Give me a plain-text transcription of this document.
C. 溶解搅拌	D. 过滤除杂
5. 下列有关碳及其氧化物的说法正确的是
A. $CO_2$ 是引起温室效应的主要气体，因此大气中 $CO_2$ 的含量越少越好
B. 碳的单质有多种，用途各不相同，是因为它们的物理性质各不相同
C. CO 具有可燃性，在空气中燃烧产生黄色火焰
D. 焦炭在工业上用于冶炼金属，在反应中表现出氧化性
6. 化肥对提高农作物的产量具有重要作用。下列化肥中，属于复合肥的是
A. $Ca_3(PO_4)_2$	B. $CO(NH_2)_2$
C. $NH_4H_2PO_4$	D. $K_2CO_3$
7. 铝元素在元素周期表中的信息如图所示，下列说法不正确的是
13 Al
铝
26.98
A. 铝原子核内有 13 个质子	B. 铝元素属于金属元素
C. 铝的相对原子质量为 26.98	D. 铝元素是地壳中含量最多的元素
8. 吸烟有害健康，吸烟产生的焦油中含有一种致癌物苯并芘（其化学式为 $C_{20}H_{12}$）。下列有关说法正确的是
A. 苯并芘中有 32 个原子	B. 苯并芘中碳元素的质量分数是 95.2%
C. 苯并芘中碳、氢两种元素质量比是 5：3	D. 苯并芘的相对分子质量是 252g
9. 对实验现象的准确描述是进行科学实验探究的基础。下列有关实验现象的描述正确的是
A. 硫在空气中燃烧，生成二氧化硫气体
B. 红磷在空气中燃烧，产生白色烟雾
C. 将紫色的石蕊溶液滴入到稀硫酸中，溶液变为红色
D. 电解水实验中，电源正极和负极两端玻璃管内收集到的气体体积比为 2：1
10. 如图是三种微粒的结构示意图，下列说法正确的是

◇ ◇ ◇ ◇

**WHAT THIS TASK INVOLVES**
Please return the data above exactly as given.

**EXPECTED OUTPUT**
Give me a plain-text transcription of this document.
C. 溶解搅拌	D. 过滤除杂
5. 下列有关碳及其氧化物的说法正确的是
A. $CO_2$ 是引起温室效应的主要气体，因此大气中 $CO_2$ 的含量越少越好
B. 碳的单质有多种，用途各不相同，是因为它们的物理性质各不相同
C. CO 具有可燃性，在空气中燃烧产生黄色火焰
D. 焦炭在工业上用于冶炼金属，在反应中表现出氧化性
6. 化肥对提高农作物的产量具有重要作用。下列化肥中，属于复合肥的是
A. $Ca_3(PO_4)_2$	B. $CO(NH_2)_2$
C. $NH_4H_2PO_4$	D. $K_2CO_3$
7. 铝元素在元素周期表中的信息如图所示，下列说法不正确的是
13 Al
铝
26.98
A. 铝原子核内有 13 个质子	B. 铝元素属于金属元素
C. 铝的相对原子质量为 26.98	D. 铝元素是地壳中含量最多的元素
8. 吸烟有害健康，吸烟产生的焦油中含有一种致癌物苯并芘（其化学式为 $C_{20}H_{12}$）。下列有关说法正确的是
A. 苯并芘中有 32 个原子	B. 苯并芘中碳元素的质量分数是 95.2%
C. 苯并芘中碳、氢两种元素质量比是 5：3	D. 苯并芘的相对分子质量是 252g
9. 对实验现象的准确描述是进行科学实验探究的基础。下列有关实验现象的描述正确的是
A. 硫在空气中燃烧，生成二氧化硫气体
B. 红磷在空气中燃烧，产生白色烟雾
C. 将紫色的石蕊溶液滴入到稀硫酸中，溶液变为红色
D. 电解水实验中，电源正极和负极两端玻璃管内收集到的气体体积比为 2：1
10. 如图是三种微粒的结构示意图，下列说法正确的是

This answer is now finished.